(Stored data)
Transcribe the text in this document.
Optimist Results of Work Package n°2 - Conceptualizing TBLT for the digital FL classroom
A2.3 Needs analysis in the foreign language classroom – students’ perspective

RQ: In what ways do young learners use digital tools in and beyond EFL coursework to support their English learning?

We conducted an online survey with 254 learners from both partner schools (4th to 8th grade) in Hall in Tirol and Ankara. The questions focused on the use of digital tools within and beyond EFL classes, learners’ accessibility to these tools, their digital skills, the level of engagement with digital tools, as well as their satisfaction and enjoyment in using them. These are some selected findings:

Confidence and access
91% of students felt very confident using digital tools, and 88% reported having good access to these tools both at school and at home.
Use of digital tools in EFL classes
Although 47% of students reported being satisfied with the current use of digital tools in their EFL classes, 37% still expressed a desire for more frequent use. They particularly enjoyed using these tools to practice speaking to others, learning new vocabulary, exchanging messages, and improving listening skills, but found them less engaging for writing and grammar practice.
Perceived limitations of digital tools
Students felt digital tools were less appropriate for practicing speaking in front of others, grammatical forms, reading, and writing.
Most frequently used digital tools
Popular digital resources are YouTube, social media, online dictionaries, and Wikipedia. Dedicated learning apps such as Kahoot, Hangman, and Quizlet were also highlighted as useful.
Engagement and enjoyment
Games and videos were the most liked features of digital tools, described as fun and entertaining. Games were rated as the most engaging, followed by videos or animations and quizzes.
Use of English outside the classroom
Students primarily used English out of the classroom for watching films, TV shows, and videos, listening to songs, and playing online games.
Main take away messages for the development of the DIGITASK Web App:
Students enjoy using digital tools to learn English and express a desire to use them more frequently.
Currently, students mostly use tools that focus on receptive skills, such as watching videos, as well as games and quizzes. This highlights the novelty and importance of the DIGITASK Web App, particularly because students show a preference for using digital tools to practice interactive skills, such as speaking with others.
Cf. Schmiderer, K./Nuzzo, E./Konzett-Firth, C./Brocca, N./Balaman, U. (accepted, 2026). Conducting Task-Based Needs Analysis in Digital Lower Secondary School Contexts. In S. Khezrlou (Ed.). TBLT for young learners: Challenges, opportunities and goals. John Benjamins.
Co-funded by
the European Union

■ Exercise ■
Make a list of all lines in the data that contain "felt".

■ Answer to this problem ■
91% of students felt very confident using digital tools, and 88% reported having good access to these tools both at school and at home.
Students felt digital tools were less appropriate for practicing speaking in front of others, grammatical forms, reading, and writing.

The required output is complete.